:: INPUT FOR THIS TASK

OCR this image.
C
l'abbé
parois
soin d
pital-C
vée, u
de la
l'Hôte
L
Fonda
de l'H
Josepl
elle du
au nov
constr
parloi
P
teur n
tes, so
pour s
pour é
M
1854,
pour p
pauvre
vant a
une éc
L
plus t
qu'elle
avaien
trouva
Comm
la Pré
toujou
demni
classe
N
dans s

::::
:: INPUT FOR THIS TASK

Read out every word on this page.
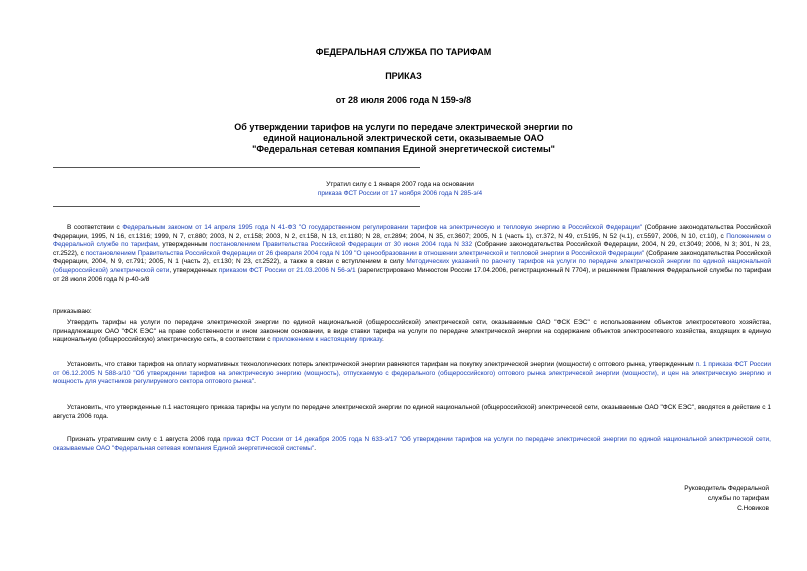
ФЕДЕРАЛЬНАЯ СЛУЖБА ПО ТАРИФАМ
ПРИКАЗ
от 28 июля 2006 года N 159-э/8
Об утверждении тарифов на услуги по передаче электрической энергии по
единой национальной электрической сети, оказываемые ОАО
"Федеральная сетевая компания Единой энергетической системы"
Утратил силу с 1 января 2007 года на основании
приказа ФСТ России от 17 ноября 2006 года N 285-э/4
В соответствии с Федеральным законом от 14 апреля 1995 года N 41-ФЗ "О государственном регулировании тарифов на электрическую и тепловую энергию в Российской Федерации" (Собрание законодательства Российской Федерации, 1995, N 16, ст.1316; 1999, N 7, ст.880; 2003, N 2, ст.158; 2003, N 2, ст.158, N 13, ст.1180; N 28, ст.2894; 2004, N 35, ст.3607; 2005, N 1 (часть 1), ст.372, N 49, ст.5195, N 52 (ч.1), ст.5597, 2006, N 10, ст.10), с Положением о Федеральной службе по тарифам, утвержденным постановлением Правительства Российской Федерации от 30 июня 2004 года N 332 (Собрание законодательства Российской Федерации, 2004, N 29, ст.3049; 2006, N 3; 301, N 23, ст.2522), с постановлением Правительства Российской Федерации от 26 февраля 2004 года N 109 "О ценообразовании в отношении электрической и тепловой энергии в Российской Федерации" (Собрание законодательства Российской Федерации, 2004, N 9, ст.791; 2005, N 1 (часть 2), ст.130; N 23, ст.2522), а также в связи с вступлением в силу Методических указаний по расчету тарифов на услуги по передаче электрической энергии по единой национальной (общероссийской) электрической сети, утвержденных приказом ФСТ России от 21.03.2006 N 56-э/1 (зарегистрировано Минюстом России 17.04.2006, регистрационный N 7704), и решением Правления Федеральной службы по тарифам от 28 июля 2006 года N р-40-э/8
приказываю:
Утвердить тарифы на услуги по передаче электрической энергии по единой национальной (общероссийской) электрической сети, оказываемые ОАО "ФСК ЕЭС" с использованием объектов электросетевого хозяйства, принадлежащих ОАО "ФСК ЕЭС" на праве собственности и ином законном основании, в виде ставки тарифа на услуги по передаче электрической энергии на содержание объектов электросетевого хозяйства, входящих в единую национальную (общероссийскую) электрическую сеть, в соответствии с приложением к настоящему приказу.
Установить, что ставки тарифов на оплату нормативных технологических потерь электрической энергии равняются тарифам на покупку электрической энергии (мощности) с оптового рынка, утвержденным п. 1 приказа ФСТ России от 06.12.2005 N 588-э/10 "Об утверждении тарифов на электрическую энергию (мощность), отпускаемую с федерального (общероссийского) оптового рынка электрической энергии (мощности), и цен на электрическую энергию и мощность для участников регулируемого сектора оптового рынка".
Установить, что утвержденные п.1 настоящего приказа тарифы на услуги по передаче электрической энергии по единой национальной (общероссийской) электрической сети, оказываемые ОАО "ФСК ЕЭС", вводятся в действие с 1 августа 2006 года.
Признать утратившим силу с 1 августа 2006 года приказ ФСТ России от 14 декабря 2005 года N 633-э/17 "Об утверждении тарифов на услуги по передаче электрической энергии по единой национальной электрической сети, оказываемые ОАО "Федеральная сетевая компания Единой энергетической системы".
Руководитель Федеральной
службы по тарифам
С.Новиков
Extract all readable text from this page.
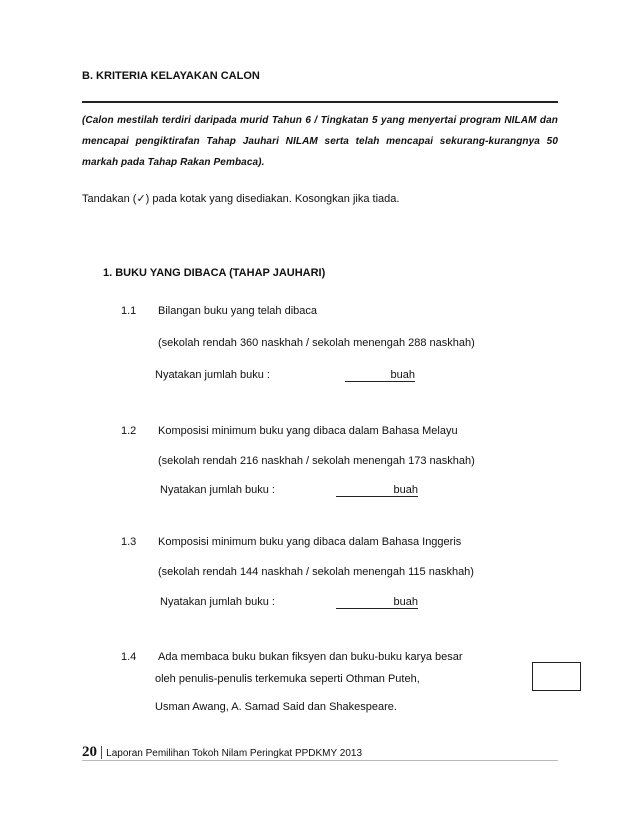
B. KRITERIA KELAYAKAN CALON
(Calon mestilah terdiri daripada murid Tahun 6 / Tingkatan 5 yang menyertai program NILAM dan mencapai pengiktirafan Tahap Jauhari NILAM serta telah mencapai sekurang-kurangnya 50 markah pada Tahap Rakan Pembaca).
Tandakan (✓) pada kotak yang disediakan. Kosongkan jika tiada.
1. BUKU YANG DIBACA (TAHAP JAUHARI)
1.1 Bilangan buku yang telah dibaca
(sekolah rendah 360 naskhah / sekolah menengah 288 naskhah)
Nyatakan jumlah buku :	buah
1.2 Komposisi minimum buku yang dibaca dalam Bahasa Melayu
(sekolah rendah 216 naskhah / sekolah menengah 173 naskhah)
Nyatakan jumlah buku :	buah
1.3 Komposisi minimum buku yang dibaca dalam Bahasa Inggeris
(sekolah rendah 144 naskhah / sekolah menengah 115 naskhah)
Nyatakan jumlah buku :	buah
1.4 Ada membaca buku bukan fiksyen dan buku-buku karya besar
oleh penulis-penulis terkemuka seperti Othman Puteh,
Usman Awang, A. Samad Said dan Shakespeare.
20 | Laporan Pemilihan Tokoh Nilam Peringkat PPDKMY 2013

::::

- DIRECTION -
Go through the preceding material and copy each line that has the word "telah".

- SOLUTION TO THIS TASK -
(Calon mestilah terdiri daripada murid Tahun 6 / Tingkatan 5 yang menyertai program NILAM dan mencapai pengiktirafan Tahap Jauhari NILAM serta telah mencapai sekurang-kurangnya 50 markah pada Tahap Rakan Pembaca).
1.1 Bilangan buku yang telah dibaca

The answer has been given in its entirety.